Rewrite the records below, swapping each occurrence of "16:54" for "17:05" and keeping everything else unchanged.
===== Input records
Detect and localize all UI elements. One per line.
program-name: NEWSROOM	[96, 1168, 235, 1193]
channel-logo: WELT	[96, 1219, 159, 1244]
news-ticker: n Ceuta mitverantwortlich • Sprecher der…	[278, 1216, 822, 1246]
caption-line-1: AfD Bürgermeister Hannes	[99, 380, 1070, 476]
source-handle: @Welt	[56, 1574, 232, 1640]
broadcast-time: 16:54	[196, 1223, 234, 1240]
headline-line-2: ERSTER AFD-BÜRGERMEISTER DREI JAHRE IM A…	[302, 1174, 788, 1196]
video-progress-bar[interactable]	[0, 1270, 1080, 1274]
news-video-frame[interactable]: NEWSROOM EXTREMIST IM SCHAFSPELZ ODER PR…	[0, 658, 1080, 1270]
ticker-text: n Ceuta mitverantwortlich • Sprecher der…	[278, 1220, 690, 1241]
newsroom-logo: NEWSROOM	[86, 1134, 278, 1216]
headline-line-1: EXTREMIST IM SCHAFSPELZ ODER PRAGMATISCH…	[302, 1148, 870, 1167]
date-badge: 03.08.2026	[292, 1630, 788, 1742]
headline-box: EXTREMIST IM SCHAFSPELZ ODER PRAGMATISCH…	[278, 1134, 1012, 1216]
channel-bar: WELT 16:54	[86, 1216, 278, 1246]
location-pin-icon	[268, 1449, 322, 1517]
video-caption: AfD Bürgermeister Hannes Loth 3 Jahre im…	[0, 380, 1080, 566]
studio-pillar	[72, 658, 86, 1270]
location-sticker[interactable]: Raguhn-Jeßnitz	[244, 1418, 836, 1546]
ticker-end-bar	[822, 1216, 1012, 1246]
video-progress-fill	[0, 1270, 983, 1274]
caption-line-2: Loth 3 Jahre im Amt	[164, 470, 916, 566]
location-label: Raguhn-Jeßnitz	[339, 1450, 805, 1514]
==========
* _Written reply_:
Detect and localize all UI elements. One per line.
program-name: NEWSROOM	[96, 1168, 235, 1193]
channel-logo: WELT	[96, 1219, 159, 1244]
news-ticker: n Ceuta mitverantwortlich • Sprecher der…	[278, 1216, 822, 1246]
caption-line-1: AfD Bürgermeister Hannes	[99, 380, 1070, 476]
source-handle: @Welt	[56, 1574, 232, 1640]
broadcast-time: 17:05	[196, 1223, 234, 1240]
headline-line-2: ERSTER AFD-BÜRGERMEISTER DREI JAHRE IM A…	[302, 1174, 788, 1196]
video-progress-bar[interactable]	[0, 1270, 1080, 1274]
news-video-frame[interactable]: NEWSROOM EXTREMIST IM SCHAFSPELZ ODER PR…	[0, 658, 1080, 1270]
ticker-text: n Ceuta mitverantwortlich • Sprecher der…	[278, 1220, 690, 1241]
newsroom-logo: NEWSROOM	[86, 1134, 278, 1216]
headline-line-1: EXTREMIST IM SCHAFSPELZ ODER PRAGMATISCH…	[302, 1148, 870, 1167]
date-badge: 03.08.2026	[292, 1630, 788, 1742]
headline-box: EXTREMIST IM SCHAFSPELZ ODER PRAGMATISCH…	[278, 1134, 1012, 1216]
channel-bar: WELT 17:05	[86, 1216, 278, 1246]
location-pin-icon	[268, 1449, 322, 1517]
video-caption: AfD Bürgermeister Hannes Loth 3 Jahre im…	[0, 380, 1080, 566]
studio-pillar	[72, 658, 86, 1270]
location-sticker[interactable]: Raguhn-Jeßnitz	[244, 1418, 836, 1546]
ticker-end-bar	[822, 1216, 1012, 1246]
video-progress-fill	[0, 1270, 983, 1274]
caption-line-2: Loth 3 Jahre im Amt	[164, 470, 916, 566]
location-label: Raguhn-Jeßnitz	[339, 1450, 805, 1514]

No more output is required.